• _EXERCISE REQUIREMENTS_: What follows is a block of records; restate each one word for word.
-- START OF RECORDS --
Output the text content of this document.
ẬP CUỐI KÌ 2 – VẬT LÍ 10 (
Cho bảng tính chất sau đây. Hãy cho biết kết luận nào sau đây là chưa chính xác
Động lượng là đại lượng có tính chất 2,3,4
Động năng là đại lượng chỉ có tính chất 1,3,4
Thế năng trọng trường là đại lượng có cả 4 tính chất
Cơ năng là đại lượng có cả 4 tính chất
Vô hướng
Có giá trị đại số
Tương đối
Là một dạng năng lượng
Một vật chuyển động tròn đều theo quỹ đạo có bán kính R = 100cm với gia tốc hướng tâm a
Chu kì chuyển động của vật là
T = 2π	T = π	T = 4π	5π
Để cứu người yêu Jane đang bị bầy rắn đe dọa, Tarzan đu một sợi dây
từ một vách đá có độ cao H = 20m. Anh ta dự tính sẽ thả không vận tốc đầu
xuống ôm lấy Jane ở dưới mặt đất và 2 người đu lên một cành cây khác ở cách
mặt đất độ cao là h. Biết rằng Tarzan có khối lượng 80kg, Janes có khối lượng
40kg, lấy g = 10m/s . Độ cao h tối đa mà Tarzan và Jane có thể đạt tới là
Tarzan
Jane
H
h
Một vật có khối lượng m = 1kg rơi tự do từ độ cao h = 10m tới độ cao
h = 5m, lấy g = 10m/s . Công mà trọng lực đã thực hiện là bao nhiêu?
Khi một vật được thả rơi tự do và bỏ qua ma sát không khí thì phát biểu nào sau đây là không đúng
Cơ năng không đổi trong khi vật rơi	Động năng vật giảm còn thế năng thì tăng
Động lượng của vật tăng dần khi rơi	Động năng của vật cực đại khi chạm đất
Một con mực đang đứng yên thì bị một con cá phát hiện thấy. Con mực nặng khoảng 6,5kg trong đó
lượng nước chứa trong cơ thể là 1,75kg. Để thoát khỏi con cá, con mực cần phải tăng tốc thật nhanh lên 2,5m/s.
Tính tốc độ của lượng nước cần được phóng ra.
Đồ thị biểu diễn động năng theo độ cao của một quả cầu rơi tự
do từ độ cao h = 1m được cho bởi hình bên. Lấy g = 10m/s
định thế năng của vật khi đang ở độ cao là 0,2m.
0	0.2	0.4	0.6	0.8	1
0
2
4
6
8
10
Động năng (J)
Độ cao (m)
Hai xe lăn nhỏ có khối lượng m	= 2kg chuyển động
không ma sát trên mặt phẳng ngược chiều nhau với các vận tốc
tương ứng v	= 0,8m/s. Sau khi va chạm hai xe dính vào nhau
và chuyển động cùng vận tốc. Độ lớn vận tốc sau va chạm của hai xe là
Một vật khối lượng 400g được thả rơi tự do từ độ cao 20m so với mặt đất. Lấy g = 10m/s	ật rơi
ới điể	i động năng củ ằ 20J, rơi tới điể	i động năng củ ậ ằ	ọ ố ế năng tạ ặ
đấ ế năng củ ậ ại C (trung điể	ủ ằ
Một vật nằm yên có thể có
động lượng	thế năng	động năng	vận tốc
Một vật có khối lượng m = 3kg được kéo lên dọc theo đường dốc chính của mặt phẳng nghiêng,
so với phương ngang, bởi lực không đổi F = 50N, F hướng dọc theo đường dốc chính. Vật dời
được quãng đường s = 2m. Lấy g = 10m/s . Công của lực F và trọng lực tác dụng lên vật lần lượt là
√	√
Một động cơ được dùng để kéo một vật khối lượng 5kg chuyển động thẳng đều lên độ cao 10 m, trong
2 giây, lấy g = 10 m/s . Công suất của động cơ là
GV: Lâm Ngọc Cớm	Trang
-- END OF RECORDS --
• _ANSWER TO THIS TASK_:
Output the text content of this document.
ẬP CUỐI KÌ 2 – VẬT LÍ 10 (
Cho bảng tính chất sau đây. Hãy cho biết kết luận nào sau đây là chưa chính xác
Động lượng là đại lượng có tính chất 2,3,4
Động năng là đại lượng chỉ có tính chất 1,3,4
Thế năng trọng trường là đại lượng có cả 4 tính chất
Cơ năng là đại lượng có cả 4 tính chất
Vô hướng
Có giá trị đại số
Tương đối
Là một dạng năng lượng
Một vật chuyển động tròn đều theo quỹ đạo có bán kính R = 100cm với gia tốc hướng tâm a
Chu kì chuyển động của vật là
T = 2π	T = π	T = 4π	5π
Để cứu người yêu Jane đang bị bầy rắn đe dọa, Tarzan đu một sợi dây
từ một vách đá có độ cao H = 20m. Anh ta dự tính sẽ thả không vận tốc đầu
xuống ôm lấy Jane ở dưới mặt đất và 2 người đu lên một cành cây khác ở cách
mặt đất độ cao là h. Biết rằng Tarzan có khối lượng 80kg, Janes có khối lượng
40kg, lấy g = 10m/s . Độ cao h tối đa mà Tarzan và Jane có thể đạt tới là
Tarzan
Jane
H
h
Một vật có khối lượng m = 1kg rơi tự do từ độ cao h = 10m tới độ cao
h = 5m, lấy g = 10m/s . Công mà trọng lực đã thực hiện là bao nhiêu?
Khi một vật được thả rơi tự do và bỏ qua ma sát không khí thì phát biểu nào sau đây là không đúng
Cơ năng không đổi trong khi vật rơi	Động năng vật giảm còn thế năng thì tăng
Động lượng của vật tăng dần khi rơi	Động năng của vật cực đại khi chạm đất
Một con mực đang đứng yên thì bị một con cá phát hiện thấy. Con mực nặng khoảng 6,5kg trong đó
lượng nước chứa trong cơ thể là 1,75kg. Để thoát khỏi con cá, con mực cần phải tăng tốc thật nhanh lên 2,5m/s.
Tính tốc độ của lượng nước cần được phóng ra.
Đồ thị biểu diễn động năng theo độ cao của một quả cầu rơi tự
do từ độ cao h = 1m được cho bởi hình bên. Lấy g = 10m/s
định thế năng của vật khi đang ở độ cao là 0,2m.
0	0.2	0.4	0.6	0.8	1
0
2
4
6
8
10
Động năng (J)
Độ cao (m)
Hai xe lăn nhỏ có khối lượng m	= 2kg chuyển động
không ma sát trên mặt phẳng ngược chiều nhau với các vận tốc
tương ứng v	= 0,8m/s. Sau khi va chạm hai xe dính vào nhau
và chuyển động cùng vận tốc. Độ lớn vận tốc sau va chạm của hai xe là
Một vật khối lượng 400g được thả rơi tự do từ độ cao 20m so với mặt đất. Lấy g = 10m/s	ật rơi
ới điể	i động năng củ ằ 20J, rơi tới điể	i động năng củ ậ ằ	ọ ố ế năng tạ ặ
đấ ế năng củ ậ ại C (trung điể	ủ ằ
Một vật nằm yên có thể có
động lượng	thế năng	động năng	vận tốc
Một vật có khối lượng m = 3kg được kéo lên dọc theo đường dốc chính của mặt phẳng nghiêng,
so với phương ngang, bởi lực không đổi F = 50N, F hướng dọc theo đường dốc chính. Vật dời
được quãng đường s = 2m. Lấy g = 10m/s . Công của lực F và trọng lực tác dụng lên vật lần lượt là
√	√
Một động cơ được dùng để kéo một vật khối lượng 5kg chuyển động thẳng đều lên độ cao 10 m, trong
2 giây, lấy g = 10 m/s . Công suất của động cơ là
GV: Lâm Ngọc Cớm	Trang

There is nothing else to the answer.